- [TASK DIRECTIONS]:
Restate the records below word for word.

- [MATERIAL PROVIDED]:
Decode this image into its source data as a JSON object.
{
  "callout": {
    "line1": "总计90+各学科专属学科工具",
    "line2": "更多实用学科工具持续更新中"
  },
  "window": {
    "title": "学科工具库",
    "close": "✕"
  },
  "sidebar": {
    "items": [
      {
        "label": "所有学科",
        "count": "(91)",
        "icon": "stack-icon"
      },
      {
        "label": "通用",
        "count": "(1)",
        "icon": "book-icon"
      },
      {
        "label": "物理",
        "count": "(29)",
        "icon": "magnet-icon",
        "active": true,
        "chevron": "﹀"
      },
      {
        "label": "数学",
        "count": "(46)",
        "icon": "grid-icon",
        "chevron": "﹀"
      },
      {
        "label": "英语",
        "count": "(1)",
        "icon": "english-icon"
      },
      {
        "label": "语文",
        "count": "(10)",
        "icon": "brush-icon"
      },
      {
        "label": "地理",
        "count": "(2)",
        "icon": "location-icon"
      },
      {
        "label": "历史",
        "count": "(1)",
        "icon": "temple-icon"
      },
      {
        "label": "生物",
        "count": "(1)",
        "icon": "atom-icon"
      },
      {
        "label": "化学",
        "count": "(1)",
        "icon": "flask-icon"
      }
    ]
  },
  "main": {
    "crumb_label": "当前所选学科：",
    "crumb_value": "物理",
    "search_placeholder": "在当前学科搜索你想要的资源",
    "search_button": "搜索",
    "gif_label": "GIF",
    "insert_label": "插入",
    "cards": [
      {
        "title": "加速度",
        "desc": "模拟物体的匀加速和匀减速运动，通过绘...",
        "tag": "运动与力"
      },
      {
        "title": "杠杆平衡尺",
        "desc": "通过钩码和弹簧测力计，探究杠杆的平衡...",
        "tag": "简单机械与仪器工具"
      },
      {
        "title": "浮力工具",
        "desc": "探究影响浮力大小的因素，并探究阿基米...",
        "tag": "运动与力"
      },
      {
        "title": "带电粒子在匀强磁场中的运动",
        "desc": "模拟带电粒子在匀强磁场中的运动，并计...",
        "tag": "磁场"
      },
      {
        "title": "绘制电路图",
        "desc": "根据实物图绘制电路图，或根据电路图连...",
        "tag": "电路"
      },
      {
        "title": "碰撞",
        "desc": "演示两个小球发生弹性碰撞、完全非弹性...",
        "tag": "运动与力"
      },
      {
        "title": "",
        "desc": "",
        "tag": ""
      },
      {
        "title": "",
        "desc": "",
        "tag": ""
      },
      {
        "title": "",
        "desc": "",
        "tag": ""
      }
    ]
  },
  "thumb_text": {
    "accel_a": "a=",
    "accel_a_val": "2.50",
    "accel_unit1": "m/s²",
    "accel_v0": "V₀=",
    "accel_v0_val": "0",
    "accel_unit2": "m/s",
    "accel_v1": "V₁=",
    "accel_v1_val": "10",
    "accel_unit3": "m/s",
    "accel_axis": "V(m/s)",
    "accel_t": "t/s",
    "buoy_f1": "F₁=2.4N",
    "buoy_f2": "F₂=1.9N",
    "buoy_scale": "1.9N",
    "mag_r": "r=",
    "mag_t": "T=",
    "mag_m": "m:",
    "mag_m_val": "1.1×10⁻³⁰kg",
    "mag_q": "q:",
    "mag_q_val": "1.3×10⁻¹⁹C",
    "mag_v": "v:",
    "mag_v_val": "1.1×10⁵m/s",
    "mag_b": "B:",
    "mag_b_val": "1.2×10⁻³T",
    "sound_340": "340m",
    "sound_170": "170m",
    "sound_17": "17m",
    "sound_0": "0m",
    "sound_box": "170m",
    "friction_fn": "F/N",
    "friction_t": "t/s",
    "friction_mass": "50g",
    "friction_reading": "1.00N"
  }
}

- [OUTPUT BELOW]:
Decode this image into its source data as a JSON object.
{
  "callout": {
    "line1": "总计90+各学科专属学科工具",
    "line2": "更多实用学科工具持续更新中"
  },
  "window": {
    "title": "学科工具库",
    "close": "✕"
  },
  "sidebar": {
    "items": [
      {
        "label": "所有学科",
        "count": "(91)",
        "icon": "stack-icon"
      },
      {
        "label": "通用",
        "count": "(1)",
        "icon": "book-icon"
      },
      {
        "label": "物理",
        "count": "(29)",
        "icon": "magnet-icon",
        "active": true,
        "chevron": "﹀"
      },
      {
        "label": "数学",
        "count": "(46)",
        "icon": "grid-icon",
        "chevron": "﹀"
      },
      {
        "label": "英语",
        "count": "(1)",
        "icon": "english-icon"
      },
      {
        "label": "语文",
        "count": "(10)",
        "icon": "brush-icon"
      },
      {
        "label": "地理",
        "count": "(2)",
        "icon": "location-icon"
      },
      {
        "label": "历史",
        "count": "(1)",
        "icon": "temple-icon"
      },
      {
        "label": "生物",
        "count": "(1)",
        "icon": "atom-icon"
      },
      {
        "label": "化学",
        "count": "(1)",
        "icon": "flask-icon"
      }
    ]
  },
  "main": {
    "crumb_label": "当前所选学科：",
    "crumb_value": "物理",
    "search_placeholder": "在当前学科搜索你想要的资源",
    "search_button": "搜索",
    "gif_label": "GIF",
    "insert_label": "插入",
    "cards": [
      {
        "title": "加速度",
        "desc": "模拟物体的匀加速和匀减速运动，通过绘...",
        "tag": "运动与力"
      },
      {
        "title": "杠杆平衡尺",
        "desc": "通过钩码和弹簧测力计，探究杠杆的平衡...",
        "tag": "简单机械与仪器工具"
      },
      {
        "title": "浮力工具",
        "desc": "探究影响浮力大小的因素，并探究阿基米...",
        "tag": "运动与力"
      },
      {
        "title": "带电粒子在匀强磁场中的运动",
        "desc": "模拟带电粒子在匀强磁场中的运动，并计...",
        "tag": "磁场"
      },
      {
        "title": "绘制电路图",
        "desc": "根据实物图绘制电路图，或根据电路图连...",
        "tag": "电路"
      },
      {
        "title": "碰撞",
        "desc": "演示两个小球发生弹性碰撞、完全非弹性...",
        "tag": "运动与力"
      },
      {
        "title": "",
        "desc": "",
        "tag": ""
      },
      {
        "title": "",
        "desc": "",
        "tag": ""
      },
      {
        "title": "",
        "desc": "",
        "tag": ""
      }
    ]
  },
  "thumb_text": {
    "accel_a": "a=",
    "accel_a_val": "2.50",
    "accel_unit1": "m/s²",
    "accel_v0": "V₀=",
    "accel_v0_val": "0",
    "accel_unit2": "m/s",
    "accel_v1": "V₁=",
    "accel_v1_val": "10",
    "accel_unit3": "m/s",
    "accel_axis": "V(m/s)",
    "accel_t": "t/s",
    "buoy_f1": "F₁=2.4N",
    "buoy_f2": "F₂=1.9N",
    "buoy_scale": "1.9N",
    "mag_r": "r=",
    "mag_t": "T=",
    "mag_m": "m:",
    "mag_m_val": "1.1×10⁻³⁰kg",
    "mag_q": "q:",
    "mag_q_val": "1.3×10⁻¹⁹C",
    "mag_v": "v:",
    "mag_v_val": "1.1×10⁵m/s",
    "mag_b": "B:",
    "mag_b_val": "1.2×10⁻³T",
    "sound_340": "340m",
    "sound_170": "170m",
    "sound_17": "17m",
    "sound_0": "0m",
    "sound_box": "170m",
    "friction_fn": "F/N",
    "friction_t": "t/s",
    "friction_mass": "50g",
    "friction_reading": "1.00N"
  }
}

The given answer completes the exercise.